### Instruction
In the passage on XML databases, duplicate the text from "Rationale for XML" up to and including "embedded markup tags)".

An XML database is a data persistence software system that allows data to be specified, and sometimes stored, in XML format. This data can be queried, transformed, exported and returned to a calling system. XML databases are a flavor of document-oriented databases which are in turn a category of NoSQL database.

Rationale for XML in databases 
There are a number of reasons to directly specify data in XML or other document formats such as JSON. For XML in particular, they include:

 An enterprise may have a lot of XML in an existing standard format
 Data may need to be exposed or ingested as XML, so using another format such as relational forces double-modeling of the data
 XML is very well suited to sparse data, deeply nested data and mixed content (such as text with embedded markup tags)
 XML is human readable whereas relational tables require expertise to access
 Metadata is often available as XML
 Semantic web data is available as RDF/XML
 Provides a solution for Object-relational impedance mismatch

Steve O'Connell gives one reason for the use of XML in databases: the increasingly common use of XML for data transport, which has meant that "data is extracted from databases and put into XML documents and vice-versa". It may prove more efficient (in terms of conversion costs) and easier to store the data in XML format.  In content-based applications, the ability of the native XML database also minimizes the need for extraction or entry of metadata to support searching and navigation.

XML-enabled databases 
XML-enabled databases typically offer one or more of the following approaches to storing XML within the traditional relational structure:
XML is stored into a CLOB (Character large object)

[Dataset items]

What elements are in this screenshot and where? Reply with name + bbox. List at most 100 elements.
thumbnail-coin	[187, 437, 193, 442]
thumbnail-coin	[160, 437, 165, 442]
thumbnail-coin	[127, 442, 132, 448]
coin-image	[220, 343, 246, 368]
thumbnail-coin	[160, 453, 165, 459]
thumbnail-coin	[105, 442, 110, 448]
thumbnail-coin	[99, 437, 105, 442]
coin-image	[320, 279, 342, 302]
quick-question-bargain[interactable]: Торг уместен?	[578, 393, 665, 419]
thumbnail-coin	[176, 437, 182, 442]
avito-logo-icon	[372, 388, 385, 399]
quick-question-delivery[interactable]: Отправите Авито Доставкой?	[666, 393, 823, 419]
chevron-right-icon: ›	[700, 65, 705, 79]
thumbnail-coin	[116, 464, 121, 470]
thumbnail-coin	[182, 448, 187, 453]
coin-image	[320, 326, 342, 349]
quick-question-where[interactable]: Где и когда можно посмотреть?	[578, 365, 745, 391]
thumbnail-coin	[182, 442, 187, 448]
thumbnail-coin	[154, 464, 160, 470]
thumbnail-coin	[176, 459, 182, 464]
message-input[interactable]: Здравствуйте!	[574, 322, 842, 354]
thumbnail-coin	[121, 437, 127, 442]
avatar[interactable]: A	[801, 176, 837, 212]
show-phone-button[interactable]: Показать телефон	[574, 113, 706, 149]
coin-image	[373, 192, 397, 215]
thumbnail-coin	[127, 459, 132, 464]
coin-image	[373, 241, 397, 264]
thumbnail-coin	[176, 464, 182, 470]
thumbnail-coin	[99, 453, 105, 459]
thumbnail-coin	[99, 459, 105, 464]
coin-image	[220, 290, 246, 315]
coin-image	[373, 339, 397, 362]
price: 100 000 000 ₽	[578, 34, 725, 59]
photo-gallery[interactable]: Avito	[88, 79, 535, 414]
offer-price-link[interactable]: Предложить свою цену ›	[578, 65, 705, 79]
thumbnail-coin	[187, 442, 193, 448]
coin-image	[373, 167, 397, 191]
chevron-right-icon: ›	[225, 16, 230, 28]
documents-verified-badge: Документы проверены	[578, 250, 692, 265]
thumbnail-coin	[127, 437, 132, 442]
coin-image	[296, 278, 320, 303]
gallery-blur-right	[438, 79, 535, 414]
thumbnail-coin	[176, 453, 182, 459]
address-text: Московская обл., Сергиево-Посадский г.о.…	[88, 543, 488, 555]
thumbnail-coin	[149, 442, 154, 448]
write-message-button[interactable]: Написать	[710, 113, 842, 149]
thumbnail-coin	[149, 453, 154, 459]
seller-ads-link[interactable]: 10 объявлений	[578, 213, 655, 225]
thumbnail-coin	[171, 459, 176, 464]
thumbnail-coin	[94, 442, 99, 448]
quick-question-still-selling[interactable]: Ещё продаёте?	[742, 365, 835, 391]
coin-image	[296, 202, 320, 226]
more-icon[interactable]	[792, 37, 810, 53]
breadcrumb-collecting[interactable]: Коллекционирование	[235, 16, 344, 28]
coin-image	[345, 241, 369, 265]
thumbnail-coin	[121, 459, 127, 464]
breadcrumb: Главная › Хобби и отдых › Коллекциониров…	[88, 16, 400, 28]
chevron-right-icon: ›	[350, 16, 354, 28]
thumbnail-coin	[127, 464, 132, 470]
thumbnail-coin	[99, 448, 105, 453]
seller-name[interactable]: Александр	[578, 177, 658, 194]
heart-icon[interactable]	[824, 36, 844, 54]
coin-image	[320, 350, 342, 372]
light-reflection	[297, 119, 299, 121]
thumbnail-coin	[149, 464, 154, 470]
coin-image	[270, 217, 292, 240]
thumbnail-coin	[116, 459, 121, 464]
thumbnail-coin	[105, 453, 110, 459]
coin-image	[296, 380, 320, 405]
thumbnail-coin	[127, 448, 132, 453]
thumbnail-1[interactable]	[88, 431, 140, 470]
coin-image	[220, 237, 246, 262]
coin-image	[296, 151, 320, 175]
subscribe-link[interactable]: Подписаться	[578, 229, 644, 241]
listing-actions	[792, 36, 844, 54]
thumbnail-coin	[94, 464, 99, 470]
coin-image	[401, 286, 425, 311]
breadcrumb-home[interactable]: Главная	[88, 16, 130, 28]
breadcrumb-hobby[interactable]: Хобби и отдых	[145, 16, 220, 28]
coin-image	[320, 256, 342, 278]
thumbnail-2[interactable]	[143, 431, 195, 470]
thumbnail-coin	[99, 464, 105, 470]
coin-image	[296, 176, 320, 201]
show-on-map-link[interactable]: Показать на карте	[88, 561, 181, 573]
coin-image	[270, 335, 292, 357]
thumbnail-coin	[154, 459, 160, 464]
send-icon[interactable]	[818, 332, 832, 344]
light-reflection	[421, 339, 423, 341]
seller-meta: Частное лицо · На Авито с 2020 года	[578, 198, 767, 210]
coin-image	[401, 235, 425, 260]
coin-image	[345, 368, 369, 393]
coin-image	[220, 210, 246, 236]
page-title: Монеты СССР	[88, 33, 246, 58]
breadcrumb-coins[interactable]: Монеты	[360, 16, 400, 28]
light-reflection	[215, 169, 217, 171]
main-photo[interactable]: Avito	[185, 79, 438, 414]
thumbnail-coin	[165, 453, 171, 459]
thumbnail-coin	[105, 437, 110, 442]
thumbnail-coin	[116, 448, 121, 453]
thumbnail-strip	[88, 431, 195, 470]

### The output
Rationale for XML in databases 
There are a number of reasons to directly specify data in XML or other document formats such as JSON. For XML in particular, they include:

 An enterprise may have a lot of XML in an existing standard format
 Data may need to be exposed or ingested as XML, so using another format such as relational forces double-modeling of the data
 XML is very well suited to sparse data, deeply nested data and mixed content (such as text with embedded markup tags)